(Stored records)

+ + + + +

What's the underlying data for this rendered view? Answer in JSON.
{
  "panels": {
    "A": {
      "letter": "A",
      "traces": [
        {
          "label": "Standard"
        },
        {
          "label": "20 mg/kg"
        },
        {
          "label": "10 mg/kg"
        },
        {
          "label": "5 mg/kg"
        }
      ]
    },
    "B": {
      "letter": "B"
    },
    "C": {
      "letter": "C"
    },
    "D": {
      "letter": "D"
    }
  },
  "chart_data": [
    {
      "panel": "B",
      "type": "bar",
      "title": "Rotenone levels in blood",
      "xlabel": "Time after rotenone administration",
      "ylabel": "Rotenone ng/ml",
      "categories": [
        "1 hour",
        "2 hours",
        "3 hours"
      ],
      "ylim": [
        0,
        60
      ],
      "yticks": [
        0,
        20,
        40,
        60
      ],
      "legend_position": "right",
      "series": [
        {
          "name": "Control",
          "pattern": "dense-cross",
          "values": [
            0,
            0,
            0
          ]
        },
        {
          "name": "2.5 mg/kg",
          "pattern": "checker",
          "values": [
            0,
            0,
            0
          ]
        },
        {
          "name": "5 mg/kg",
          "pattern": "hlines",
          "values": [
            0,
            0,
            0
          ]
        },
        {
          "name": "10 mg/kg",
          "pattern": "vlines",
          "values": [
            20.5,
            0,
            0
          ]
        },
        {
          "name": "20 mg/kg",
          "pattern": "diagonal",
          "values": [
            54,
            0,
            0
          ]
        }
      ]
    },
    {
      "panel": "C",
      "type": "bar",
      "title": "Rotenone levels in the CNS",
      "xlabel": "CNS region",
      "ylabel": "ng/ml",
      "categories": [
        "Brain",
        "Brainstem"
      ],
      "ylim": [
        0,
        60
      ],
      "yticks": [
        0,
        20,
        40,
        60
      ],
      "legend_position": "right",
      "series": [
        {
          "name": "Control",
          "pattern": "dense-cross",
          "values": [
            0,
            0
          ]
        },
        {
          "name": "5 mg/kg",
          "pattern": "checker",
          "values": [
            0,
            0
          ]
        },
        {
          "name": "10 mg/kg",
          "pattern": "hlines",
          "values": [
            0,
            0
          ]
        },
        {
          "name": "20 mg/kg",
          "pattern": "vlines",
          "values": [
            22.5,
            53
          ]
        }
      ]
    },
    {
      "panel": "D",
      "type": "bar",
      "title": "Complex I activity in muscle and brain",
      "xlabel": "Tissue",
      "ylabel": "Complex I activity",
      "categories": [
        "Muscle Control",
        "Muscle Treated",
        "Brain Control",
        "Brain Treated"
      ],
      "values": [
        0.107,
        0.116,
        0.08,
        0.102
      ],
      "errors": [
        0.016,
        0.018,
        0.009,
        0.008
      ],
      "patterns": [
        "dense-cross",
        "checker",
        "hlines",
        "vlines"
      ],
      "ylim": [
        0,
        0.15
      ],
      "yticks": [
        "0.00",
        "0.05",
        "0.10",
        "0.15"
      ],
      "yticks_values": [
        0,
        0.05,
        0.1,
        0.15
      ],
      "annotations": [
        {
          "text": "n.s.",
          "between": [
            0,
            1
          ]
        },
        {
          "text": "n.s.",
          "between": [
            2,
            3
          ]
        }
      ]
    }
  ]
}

+ + + + +

Extract the complete listing verbatim.

**Response to the exercise**
What's the underlying data for this rendered view? Answer in JSON.
{
  "panels": {
    "A": {
      "letter": "A",
      "traces": [
        {
          "label": "Standard"
        },
        {
          "label": "20 mg/kg"
        },
        {
          "label": "10 mg/kg"
        },
        {
          "label": "5 mg/kg"
        }
      ]
    },
    "B": {
      "letter": "B"
    },
    "C": {
      "letter": "C"
    },
    "D": {
      "letter": "D"
    }
  },
  "chart_data": [
    {
      "panel": "B",
      "type": "bar",
      "title": "Rotenone levels in blood",
      "xlabel": "Time after rotenone administration",
      "ylabel": "Rotenone ng/ml",
      "categories": [
        "1 hour",
        "2 hours",
        "3 hours"
      ],
      "ylim": [
        0,
        60
      ],
      "yticks": [
        0,
        20,
        40,
        60
      ],
      "legend_position": "right",
      "series": [
        {
          "name": "Control",
          "pattern": "dense-cross",
          "values": [
            0,
            0,
            0
          ]
        },
        {
          "name": "2.5 mg/kg",
          "pattern": "checker",
          "values": [
            0,
            0,
            0
          ]
        },
        {
          "name": "5 mg/kg",
          "pattern": "hlines",
          "values": [
            0,
            0,
            0
          ]
        },
        {
          "name": "10 mg/kg",
          "pattern": "vlines",
          "values": [
            20.5,
            0,
            0
          ]
        },
        {
          "name": "20 mg/kg",
          "pattern": "diagonal",
          "values": [
            54,
            0,
            0
          ]
        }
      ]
    },
    {
      "panel": "C",
      "type": "bar",
      "title": "Rotenone levels in the CNS",
      "xlabel": "CNS region",
      "ylabel": "ng/ml",
      "categories": [
        "Brain",
        "Brainstem"
      ],
      "ylim": [
        0,
        60
      ],
      "yticks": [
        0,
        20,
        40,
        60
      ],
      "legend_position": "right",
      "series": [
        {
          "name": "Control",
          "pattern": "dense-cross",
          "values": [
            0,
            0
          ]
        },
        {
          "name": "5 mg/kg",
          "pattern": "checker",
          "values": [
            0,
            0
          ]
        },
        {
          "name": "10 mg/kg",
          "pattern": "hlines",
          "values": [
            0,
            0
          ]
        },
        {
          "name": "20 mg/kg",
          "pattern": "vlines",
          "values": [
            22.5,
            53
          ]
        }
      ]
    },
    {
      "panel": "D",
      "type": "bar",
      "title": "Complex I activity in muscle and brain",
      "xlabel": "Tissue",
      "ylabel": "Complex I activity",
      "categories": [
        "Muscle Control",
        "Muscle Treated",
        "Brain Control",
        "Brain Treated"
      ],
      "values": [
        0.107,
        0.116,
        0.08,
        0.102
      ],
      "errors": [
        0.016,
        0.018,
        0.009,
        0.008
      ],
      "patterns": [
        "dense-cross",
        "checker",
        "hlines",
        "vlines"
      ],
      "ylim": [
        0,
        0.15
      ],
      "yticks": [
        "0.00",
        "0.05",
        "0.10",
        "0.15"
      ],
      "yticks_values": [
        0,
        0.05,
        0.1,
        0.15
      ],
      "annotations": [
        {
          "text": "n.s.",
          "between": [
            0,
            1
          ]
        },
        {
          "text": "n.s.",
          "between": [
            2,
            3
          ]
        }
      ]
    }
  ]
}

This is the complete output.